GOAL OF THE EXERCISE –
Find every line below that contains the word "Accept" and copy it out.

Data entries

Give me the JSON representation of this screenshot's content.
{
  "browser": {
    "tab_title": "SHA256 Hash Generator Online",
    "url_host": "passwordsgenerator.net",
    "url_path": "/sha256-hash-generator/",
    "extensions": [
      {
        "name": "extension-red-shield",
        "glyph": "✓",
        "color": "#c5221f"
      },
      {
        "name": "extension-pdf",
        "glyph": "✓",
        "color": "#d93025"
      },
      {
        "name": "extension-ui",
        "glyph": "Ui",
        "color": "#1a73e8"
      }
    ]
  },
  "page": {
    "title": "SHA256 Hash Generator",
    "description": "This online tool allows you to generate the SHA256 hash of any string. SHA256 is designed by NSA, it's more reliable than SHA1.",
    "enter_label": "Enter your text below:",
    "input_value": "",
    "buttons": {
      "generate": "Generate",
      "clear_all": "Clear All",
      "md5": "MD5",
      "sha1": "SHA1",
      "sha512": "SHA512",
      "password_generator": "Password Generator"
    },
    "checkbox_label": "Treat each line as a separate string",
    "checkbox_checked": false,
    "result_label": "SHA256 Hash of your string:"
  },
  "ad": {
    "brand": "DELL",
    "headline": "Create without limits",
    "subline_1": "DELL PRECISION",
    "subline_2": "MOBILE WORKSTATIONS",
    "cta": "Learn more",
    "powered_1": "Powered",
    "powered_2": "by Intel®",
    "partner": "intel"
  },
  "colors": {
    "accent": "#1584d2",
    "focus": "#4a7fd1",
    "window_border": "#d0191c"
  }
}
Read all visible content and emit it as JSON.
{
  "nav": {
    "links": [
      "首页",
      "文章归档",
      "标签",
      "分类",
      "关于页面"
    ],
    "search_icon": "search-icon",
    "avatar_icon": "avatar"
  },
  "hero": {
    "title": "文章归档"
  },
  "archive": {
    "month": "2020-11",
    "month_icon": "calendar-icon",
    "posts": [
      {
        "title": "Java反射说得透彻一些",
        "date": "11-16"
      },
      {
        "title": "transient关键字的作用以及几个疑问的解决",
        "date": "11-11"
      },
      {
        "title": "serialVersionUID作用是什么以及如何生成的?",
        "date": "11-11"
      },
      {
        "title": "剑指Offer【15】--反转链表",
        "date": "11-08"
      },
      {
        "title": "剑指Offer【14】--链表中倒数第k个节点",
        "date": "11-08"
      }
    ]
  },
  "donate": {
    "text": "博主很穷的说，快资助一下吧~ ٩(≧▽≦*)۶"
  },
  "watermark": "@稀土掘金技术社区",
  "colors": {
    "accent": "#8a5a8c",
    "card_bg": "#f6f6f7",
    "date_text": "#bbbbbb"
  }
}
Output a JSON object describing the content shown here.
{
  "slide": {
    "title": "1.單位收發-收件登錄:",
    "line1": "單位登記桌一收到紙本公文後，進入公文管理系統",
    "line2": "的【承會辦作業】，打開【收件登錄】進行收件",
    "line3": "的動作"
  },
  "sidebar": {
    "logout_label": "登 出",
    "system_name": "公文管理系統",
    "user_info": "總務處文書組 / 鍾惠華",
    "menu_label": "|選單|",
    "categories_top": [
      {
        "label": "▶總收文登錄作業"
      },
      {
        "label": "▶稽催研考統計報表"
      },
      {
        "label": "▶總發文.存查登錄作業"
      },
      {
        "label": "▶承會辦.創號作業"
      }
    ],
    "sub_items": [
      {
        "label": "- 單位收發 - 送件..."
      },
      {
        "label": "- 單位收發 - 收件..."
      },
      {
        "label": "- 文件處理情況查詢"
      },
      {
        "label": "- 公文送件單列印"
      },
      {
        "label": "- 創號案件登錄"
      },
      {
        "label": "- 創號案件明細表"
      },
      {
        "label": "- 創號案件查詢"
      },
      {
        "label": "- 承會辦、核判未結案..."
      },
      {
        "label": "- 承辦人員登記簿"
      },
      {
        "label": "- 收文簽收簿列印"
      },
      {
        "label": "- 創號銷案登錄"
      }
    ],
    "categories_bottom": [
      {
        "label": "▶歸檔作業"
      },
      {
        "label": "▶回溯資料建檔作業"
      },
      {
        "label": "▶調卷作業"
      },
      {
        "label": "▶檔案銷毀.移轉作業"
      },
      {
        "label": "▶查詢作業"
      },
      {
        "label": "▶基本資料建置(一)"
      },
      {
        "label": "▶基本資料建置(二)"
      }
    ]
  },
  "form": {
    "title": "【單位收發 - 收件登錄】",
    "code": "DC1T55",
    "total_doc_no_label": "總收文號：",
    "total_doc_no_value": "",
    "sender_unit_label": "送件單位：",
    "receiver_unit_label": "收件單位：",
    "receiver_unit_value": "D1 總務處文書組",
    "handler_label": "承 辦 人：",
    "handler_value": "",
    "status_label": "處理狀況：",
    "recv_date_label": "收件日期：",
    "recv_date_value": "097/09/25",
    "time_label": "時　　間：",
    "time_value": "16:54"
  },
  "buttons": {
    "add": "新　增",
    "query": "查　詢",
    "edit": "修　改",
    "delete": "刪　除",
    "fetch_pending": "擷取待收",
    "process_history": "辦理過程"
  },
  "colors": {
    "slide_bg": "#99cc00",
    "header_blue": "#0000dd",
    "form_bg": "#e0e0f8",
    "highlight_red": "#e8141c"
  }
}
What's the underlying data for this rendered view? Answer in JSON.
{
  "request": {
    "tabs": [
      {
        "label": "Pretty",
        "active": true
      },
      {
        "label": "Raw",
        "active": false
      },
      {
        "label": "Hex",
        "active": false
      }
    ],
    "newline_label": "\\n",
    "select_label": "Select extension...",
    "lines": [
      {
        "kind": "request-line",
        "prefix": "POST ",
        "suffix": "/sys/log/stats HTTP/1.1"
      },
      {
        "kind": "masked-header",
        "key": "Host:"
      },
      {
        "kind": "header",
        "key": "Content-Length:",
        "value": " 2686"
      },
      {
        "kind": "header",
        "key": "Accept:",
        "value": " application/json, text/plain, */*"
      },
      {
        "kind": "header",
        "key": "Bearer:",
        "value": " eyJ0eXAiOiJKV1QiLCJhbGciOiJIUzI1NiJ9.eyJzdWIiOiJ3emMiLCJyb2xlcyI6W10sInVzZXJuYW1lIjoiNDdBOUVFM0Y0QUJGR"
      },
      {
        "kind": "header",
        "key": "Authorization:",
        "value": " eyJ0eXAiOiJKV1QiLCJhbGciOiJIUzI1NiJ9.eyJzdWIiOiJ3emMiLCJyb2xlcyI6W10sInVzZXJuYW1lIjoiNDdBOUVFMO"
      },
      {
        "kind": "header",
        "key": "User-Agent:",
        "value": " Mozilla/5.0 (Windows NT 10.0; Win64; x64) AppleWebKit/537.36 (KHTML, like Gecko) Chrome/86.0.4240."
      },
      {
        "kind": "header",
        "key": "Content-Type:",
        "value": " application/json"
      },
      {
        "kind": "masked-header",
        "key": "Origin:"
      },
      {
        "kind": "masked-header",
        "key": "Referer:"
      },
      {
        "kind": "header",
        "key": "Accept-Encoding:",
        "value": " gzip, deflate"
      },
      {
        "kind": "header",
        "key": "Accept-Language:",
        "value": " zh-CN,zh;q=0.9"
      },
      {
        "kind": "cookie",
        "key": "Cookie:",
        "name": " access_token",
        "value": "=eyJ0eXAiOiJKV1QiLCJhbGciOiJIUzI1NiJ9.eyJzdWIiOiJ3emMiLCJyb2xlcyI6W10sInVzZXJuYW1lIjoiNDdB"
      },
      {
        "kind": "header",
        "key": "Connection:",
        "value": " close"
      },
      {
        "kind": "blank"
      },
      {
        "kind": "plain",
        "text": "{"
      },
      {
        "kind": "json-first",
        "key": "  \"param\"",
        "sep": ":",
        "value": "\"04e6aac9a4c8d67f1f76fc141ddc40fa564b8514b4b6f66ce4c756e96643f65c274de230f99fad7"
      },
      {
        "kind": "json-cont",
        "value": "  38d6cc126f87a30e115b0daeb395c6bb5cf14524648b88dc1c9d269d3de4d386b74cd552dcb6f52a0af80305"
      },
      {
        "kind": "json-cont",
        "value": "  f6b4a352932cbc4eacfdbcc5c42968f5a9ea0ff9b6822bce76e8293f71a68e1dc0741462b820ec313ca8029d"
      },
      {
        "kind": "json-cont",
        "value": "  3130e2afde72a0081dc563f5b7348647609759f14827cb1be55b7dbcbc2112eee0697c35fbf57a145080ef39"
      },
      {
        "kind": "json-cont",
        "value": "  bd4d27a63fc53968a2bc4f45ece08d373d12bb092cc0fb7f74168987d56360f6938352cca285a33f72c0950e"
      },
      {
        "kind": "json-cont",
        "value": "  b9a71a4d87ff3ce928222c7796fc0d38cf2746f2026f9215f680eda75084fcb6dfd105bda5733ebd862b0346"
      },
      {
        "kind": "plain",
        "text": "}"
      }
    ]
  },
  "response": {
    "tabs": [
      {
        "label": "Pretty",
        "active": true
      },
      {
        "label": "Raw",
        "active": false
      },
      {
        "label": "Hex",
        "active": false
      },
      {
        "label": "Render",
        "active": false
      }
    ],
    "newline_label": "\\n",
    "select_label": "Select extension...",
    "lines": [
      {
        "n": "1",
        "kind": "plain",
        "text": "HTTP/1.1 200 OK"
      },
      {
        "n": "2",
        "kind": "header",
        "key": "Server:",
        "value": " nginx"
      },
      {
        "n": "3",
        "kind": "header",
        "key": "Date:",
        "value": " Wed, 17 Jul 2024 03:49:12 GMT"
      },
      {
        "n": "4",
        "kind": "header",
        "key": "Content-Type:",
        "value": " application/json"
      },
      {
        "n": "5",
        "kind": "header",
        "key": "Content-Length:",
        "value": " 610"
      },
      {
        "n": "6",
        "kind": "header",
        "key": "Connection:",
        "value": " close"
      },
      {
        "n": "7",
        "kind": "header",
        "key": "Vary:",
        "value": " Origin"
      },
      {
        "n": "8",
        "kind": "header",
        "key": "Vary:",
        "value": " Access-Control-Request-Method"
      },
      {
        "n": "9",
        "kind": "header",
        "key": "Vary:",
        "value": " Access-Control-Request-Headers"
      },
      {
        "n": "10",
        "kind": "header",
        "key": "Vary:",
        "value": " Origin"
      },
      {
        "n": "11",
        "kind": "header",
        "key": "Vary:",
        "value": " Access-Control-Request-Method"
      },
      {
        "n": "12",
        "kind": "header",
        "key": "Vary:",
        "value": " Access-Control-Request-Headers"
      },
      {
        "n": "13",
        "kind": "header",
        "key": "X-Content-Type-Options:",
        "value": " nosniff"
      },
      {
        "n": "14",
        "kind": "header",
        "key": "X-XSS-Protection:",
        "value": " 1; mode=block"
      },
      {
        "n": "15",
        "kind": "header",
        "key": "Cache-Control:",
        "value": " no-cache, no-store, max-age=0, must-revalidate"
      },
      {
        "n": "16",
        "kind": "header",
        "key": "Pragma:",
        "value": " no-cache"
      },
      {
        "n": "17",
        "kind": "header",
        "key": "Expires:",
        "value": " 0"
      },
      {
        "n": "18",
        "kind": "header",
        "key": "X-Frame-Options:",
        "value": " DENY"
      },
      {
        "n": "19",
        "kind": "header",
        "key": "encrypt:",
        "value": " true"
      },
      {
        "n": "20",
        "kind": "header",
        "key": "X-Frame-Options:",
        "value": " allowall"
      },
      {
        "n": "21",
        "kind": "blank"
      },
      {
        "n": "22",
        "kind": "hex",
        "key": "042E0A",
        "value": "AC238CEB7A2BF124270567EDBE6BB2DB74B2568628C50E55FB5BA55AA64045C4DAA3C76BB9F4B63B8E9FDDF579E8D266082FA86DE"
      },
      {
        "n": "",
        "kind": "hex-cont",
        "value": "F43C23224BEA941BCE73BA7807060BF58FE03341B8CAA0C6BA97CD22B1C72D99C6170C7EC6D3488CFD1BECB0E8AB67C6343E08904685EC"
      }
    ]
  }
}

COMPLETE RESPONSE –
        "key": "Accept:",
        "key": "Accept-Encoding:",
        "key": "Accept-Language:",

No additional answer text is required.